## RECORD LIST

┄┄┄┄┄┄┄┄┄┄

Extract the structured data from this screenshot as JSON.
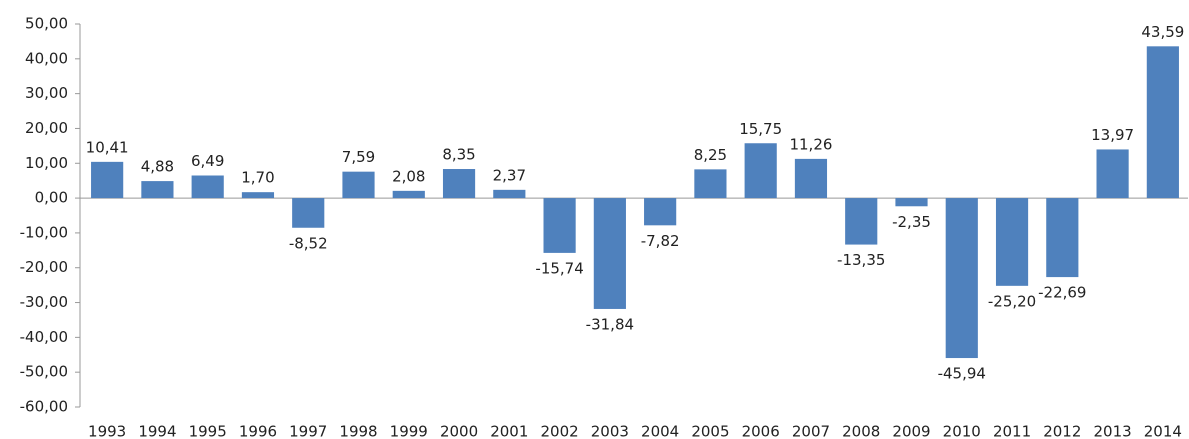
{
  "chart_data": {
    "type": "bar",
    "categories": [
      "1993",
      "1994",
      "1995",
      "1996",
      "1997",
      "1998",
      "1999",
      "2000",
      "2001",
      "2002",
      "2003",
      "2004",
      "2005",
      "2006",
      "2007",
      "2008",
      "2009",
      "2010",
      "2011",
      "2012",
      "2013",
      "2014"
    ],
    "values": [
      10.41,
      4.88,
      6.49,
      1.7,
      -8.52,
      7.59,
      2.08,
      8.35,
      2.37,
      -15.74,
      -31.84,
      -7.82,
      8.25,
      15.75,
      11.26,
      -13.35,
      -2.35,
      -45.94,
      -25.2,
      -22.69,
      13.97,
      43.59
    ],
    "value_labels": [
      "10,41",
      "4,88",
      "6,49",
      "1,70",
      "-8,52",
      "7,59",
      "2,08",
      "8,35",
      "2,37",
      "-15,74",
      "-31,84",
      "-7,82",
      "8,25",
      "15,75",
      "11,26",
      "-13,35",
      "-2,35",
      "-45,94",
      "-25,20",
      "-22,69",
      "13,97",
      "43,59"
    ],
    "color": "#4f81bd",
    "ylim": [
      -60,
      50
    ],
    "yticks": [
      {
        "value": -60,
        "label": "-60,00"
      },
      {
        "value": -50,
        "label": "-50,00"
      },
      {
        "value": -40,
        "label": "-40,00"
      },
      {
        "value": -30,
        "label": "-30,00"
      },
      {
        "value": -20,
        "label": "-20,00"
      },
      {
        "value": -10,
        "label": "-10,00"
      },
      {
        "value": 0,
        "label": "0,00"
      },
      {
        "value": 10,
        "label": "10,00"
      },
      {
        "value": 20,
        "label": "20,00"
      },
      {
        "value": 30,
        "label": "30,00"
      },
      {
        "value": 40,
        "label": "40,00"
      },
      {
        "value": 50,
        "label": "50,00"
      }
    ],
    "grid": false
  }
}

┄┄┄┄┄┄┄┄┄┄

## GIVEN EXERCISE
Repeat each entry exactly as given; no pictures belong in the copy.

## OUTPUT OF THE EXERCISE
Extract the structured data from this screenshot as JSON.
{
  "chart_data": {
    "type": "bar",
    "categories": [
      "1993",
      "1994",
      "1995",
      "1996",
      "1997",
      "1998",
      "1999",
      "2000",
      "2001",
      "2002",
      "2003",
      "2004",
      "2005",
      "2006",
      "2007",
      "2008",
      "2009",
      "2010",
      "2011",
      "2012",
      "2013",
      "2014"
    ],
    "values": [
      10.41,
      4.88,
      6.49,
      1.7,
      -8.52,
      7.59,
      2.08,
      8.35,
      2.37,
      -15.74,
      -31.84,
      -7.82,
      8.25,
      15.75,
      11.26,
      -13.35,
      -2.35,
      -45.94,
      -25.2,
      -22.69,
      13.97,
      43.59
    ],
    "value_labels": [
      "10,41",
      "4,88",
      "6,49",
      "1,70",
      "-8,52",
      "7,59",
      "2,08",
      "8,35",
      "2,37",
      "-15,74",
      "-31,84",
      "-7,82",
      "8,25",
      "15,75",
      "11,26",
      "-13,35",
      "-2,35",
      "-45,94",
      "-25,20",
      "-22,69",
      "13,97",
      "43,59"
    ],
    "color": "#4f81bd",
    "ylim": [
      -60,
      50
    ],
    "yticks": [
      {
        "value": -60,
        "label": "-60,00"
      },
      {
        "value": -50,
        "label": "-50,00"
      },
      {
        "value": -40,
        "label": "-40,00"
      },
      {
        "value": -30,
        "label": "-30,00"
      },
      {
        "value": -20,
        "label": "-20,00"
      },
      {
        "value": -10,
        "label": "-10,00"
      },
      {
        "value": 0,
        "label": "0,00"
      },
      {
        "value": 10,
        "label": "10,00"
      },
      {
        "value": 20,
        "label": "20,00"
      },
      {
        "value": 30,
        "label": "30,00"
      },
      {
        "value": 40,
        "label": "40,00"
      },
      {
        "value": 50,
        "label": "50,00"
      }
    ],
    "grid": false
  }
}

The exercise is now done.